[Task brief]
Working from the entries that follow, transcribe exactly and only the lines from the one with "Transcribe this image's" through the last, pictures excluded.

[Task material]
* * * * * * * * *

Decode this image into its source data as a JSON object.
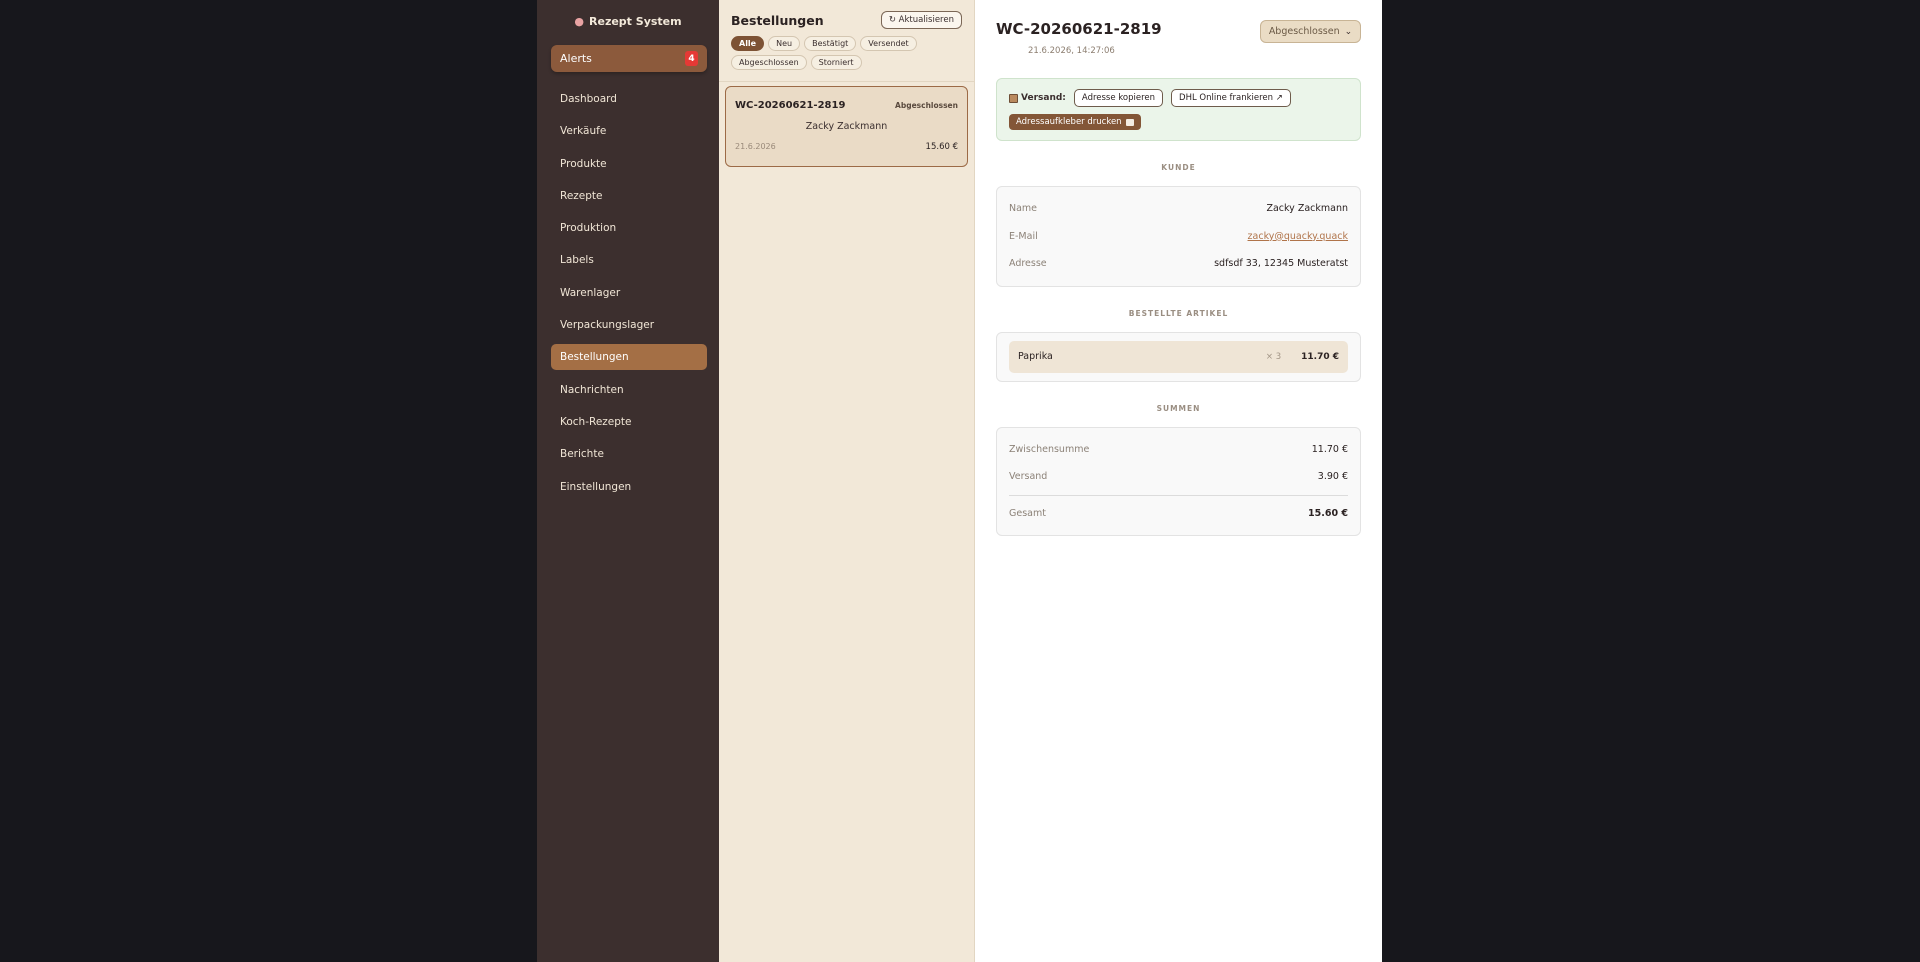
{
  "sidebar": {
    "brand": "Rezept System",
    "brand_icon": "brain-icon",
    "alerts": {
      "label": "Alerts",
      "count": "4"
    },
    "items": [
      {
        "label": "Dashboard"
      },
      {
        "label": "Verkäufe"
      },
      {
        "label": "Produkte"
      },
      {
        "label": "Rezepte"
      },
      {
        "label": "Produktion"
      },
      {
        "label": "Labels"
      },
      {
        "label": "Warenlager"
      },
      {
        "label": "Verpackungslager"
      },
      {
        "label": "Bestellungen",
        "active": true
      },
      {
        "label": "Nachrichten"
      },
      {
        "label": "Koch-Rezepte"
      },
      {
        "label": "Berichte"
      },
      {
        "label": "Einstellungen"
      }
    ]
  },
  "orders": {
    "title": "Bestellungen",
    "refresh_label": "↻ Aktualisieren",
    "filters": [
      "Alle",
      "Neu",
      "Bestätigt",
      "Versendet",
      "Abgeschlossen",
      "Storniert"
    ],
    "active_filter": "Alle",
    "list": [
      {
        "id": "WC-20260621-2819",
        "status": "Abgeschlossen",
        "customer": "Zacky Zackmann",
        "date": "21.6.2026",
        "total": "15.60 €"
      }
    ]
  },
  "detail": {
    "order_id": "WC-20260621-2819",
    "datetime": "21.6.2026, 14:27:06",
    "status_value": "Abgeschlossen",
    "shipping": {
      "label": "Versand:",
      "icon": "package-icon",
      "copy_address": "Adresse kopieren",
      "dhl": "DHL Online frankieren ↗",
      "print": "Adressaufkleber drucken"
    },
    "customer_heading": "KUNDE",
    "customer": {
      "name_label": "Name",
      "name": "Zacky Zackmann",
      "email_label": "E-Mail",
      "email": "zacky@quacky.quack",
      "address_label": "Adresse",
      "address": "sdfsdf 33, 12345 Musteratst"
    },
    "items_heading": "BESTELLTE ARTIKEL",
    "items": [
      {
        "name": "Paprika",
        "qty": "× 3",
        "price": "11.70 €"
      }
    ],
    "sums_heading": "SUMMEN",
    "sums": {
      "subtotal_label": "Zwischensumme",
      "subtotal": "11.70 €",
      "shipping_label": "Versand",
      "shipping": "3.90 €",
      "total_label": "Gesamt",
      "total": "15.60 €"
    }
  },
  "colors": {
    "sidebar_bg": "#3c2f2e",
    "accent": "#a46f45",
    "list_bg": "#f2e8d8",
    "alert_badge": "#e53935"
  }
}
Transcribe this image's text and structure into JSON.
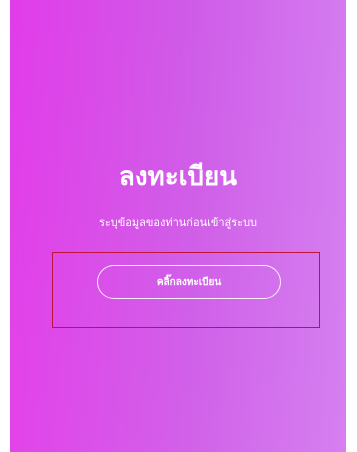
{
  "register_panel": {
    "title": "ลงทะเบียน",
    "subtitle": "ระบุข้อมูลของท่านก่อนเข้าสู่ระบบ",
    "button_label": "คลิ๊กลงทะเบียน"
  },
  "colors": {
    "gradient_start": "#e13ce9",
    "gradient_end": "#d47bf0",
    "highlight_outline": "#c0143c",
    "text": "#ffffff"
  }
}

* * * * * * * * *

[Solved problem]
Transcribe this image's text and structure into JSON.
{
  "register_panel": {
    "title": "ลงทะเบียน",
    "subtitle": "ระบุข้อมูลของท่านก่อนเข้าสู่ระบบ",
    "button_label": "คลิ๊กลงทะเบียน"
  },
  "colors": {
    "gradient_start": "#e13ce9",
    "gradient_end": "#d47bf0",
    "highlight_outline": "#c0143c",
    "text": "#ffffff"
  }
}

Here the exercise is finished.